— start Material to process —
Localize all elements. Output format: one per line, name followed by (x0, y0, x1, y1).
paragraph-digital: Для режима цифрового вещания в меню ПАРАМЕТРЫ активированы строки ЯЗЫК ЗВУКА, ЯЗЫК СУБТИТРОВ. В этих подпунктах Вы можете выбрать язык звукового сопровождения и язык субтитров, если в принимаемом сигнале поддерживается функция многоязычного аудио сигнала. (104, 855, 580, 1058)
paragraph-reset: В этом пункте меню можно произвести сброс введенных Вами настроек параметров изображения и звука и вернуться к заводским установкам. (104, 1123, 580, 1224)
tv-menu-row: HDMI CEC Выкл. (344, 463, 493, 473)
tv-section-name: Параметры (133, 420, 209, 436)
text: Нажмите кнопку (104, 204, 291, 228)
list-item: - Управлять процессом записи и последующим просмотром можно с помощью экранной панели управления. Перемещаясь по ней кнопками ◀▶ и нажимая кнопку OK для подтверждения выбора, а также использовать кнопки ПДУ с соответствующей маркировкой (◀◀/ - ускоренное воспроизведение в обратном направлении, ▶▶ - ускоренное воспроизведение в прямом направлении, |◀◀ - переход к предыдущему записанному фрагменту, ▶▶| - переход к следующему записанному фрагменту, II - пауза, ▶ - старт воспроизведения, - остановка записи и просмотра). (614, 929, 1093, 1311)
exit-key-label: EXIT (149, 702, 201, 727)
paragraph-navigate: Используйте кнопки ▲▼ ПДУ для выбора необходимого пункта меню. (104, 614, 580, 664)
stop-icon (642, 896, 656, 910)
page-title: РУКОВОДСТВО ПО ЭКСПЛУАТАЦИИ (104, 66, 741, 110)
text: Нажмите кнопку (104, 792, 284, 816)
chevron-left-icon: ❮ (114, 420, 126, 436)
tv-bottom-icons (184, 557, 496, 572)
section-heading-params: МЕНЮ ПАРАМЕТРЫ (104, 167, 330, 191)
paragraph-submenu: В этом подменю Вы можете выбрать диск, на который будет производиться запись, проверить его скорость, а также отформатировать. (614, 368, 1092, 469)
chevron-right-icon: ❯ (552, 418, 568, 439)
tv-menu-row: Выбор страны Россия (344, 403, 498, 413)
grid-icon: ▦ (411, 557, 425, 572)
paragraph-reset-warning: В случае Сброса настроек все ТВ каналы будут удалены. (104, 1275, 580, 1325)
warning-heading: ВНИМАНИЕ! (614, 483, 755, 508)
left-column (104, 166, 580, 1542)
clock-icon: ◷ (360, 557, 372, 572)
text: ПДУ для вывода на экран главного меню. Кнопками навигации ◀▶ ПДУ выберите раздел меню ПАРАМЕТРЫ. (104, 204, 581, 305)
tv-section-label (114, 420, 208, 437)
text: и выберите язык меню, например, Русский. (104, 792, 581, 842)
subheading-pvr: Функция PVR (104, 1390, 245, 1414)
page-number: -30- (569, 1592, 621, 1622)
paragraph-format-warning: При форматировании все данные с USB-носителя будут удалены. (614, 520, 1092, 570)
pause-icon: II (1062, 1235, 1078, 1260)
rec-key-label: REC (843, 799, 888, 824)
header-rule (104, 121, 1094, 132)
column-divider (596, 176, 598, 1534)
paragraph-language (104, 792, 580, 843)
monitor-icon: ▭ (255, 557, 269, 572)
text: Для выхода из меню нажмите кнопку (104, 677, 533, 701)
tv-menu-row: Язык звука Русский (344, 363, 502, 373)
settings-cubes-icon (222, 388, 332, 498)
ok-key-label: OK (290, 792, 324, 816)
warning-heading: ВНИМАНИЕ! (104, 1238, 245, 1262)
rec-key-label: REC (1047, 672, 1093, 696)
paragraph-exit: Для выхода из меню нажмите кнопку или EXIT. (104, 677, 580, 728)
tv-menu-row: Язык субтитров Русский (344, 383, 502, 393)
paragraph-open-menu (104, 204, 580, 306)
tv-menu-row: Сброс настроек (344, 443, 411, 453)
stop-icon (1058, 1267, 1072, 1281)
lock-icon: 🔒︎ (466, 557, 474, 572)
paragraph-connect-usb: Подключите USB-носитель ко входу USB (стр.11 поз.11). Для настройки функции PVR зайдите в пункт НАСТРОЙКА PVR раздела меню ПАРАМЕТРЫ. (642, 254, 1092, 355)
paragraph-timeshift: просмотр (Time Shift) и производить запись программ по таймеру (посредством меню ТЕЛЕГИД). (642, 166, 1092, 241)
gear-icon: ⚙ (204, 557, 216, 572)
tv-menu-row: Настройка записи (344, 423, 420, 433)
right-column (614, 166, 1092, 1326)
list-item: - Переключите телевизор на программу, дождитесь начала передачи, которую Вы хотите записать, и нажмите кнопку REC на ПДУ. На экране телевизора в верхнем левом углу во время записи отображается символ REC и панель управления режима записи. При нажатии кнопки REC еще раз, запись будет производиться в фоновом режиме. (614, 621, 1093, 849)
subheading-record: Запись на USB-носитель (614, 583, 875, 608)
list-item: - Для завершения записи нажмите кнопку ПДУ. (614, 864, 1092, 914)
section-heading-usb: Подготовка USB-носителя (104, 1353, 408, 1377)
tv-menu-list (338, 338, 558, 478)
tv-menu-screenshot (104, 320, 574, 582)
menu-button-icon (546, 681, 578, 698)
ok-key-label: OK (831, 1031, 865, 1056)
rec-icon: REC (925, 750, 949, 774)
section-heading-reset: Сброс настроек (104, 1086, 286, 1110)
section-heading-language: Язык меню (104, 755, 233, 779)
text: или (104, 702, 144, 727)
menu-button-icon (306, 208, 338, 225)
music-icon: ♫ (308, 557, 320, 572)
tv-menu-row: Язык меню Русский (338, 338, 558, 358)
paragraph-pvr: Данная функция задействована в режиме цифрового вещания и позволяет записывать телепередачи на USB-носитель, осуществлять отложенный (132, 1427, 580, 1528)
— end Material to process —
Update the material from its start through the line that contains "paragraph-digital: Для режима" by replacing "one per line" with "each on its own line", and leave everything else unchanged.

• Exercise output:
Localize all elements. Output format: each on its own line, name followed by (x0, y0, x1, y1).
paragraph-digital: Для режима цифрового вещания в меню ПАРАМЕТРЫ активированы строки ЯЗЫК ЗВУКА, ЯЗЫК СУБТИТРОВ. В этих подпунктах Вы можете выбрать язык звукового сопровождения и язык субтитров, если в принимаемом сигнале поддерживается функция многоязычного аудио сигнала. (104, 855, 580, 1058)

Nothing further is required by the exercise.